EXERCISE ->
Give back the full material, exactly as it reads.

• • • •

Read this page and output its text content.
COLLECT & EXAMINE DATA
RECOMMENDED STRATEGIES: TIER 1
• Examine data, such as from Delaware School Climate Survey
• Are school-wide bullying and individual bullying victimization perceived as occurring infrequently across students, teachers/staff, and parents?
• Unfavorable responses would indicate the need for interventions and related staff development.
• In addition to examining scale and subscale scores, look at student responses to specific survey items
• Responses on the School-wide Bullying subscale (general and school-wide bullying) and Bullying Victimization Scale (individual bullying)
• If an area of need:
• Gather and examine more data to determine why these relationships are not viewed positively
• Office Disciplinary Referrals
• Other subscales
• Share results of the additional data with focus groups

• • • •

COMPLETED TASK ->
Read this page and output its text content.
COLLECT & EXAMINE DATA
RECOMMENDED STRATEGIES: TIER 1
• Examine data, such as from Delaware School Climate Survey
• Are school-wide bullying and individual bullying victimization perceived as occurring infrequently across students, teachers/staff, and parents?
• Unfavorable responses would indicate the need for interventions and related staff development.
• In addition to examining scale and subscale scores, look at student responses to specific survey items
• Responses on the School-wide Bullying subscale (general and school-wide bullying) and Bullying Victimization Scale (individual bullying)
• If an area of need:
• Gather and examine more data to determine why these relationships are not viewed positively
• Office Disciplinary Referrals
• Other subscales
• Share results of the additional data with focus groups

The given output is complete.